Aim: Please copy every line of the records below that holds the word "entryDate".

^^^^^^^^^^^^^^^^

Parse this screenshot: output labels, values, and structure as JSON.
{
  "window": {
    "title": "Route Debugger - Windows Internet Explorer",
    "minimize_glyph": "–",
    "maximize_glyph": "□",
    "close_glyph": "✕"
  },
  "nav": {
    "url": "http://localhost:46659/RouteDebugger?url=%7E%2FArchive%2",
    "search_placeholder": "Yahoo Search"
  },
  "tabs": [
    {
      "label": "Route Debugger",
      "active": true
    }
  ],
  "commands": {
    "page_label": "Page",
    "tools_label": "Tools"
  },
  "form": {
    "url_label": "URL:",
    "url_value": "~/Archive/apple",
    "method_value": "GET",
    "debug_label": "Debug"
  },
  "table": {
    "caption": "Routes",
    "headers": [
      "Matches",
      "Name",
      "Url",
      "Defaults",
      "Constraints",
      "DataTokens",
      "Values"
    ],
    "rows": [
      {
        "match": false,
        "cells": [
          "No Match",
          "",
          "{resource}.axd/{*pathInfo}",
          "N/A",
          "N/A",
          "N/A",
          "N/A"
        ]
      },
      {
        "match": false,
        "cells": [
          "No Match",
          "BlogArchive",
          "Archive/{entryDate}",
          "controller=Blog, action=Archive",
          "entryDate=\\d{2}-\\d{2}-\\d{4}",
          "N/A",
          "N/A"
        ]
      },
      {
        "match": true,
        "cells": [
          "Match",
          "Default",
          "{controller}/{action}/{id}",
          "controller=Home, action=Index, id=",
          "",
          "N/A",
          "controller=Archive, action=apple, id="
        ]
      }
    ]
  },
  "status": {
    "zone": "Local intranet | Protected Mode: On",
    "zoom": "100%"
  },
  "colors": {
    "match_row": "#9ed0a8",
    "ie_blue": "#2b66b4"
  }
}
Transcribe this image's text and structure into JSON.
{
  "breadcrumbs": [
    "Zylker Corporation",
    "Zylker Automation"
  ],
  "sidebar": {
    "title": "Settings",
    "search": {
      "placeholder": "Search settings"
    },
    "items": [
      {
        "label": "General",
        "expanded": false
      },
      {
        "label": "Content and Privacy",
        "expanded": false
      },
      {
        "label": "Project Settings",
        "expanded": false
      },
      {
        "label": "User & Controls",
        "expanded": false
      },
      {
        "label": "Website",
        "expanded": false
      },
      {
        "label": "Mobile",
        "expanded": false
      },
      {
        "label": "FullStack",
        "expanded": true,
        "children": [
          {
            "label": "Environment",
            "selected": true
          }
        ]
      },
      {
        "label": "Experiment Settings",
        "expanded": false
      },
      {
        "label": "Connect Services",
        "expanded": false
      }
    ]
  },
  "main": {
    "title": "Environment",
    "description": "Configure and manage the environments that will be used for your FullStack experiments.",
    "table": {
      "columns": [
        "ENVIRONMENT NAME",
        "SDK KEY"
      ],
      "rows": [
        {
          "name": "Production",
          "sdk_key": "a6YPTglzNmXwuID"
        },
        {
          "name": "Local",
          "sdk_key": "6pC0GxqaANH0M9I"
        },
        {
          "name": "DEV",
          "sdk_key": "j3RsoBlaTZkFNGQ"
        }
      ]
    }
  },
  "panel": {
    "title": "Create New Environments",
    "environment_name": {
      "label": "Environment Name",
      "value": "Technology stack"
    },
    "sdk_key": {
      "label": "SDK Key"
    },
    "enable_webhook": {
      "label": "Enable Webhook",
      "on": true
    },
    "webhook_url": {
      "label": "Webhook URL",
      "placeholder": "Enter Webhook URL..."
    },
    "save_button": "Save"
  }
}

^^^^^^^^^^^^^^^^

Complete response:
          "Archive/{entryDate}",
          "entryDate=\\d{2}-\\d{2}-\\d{4}",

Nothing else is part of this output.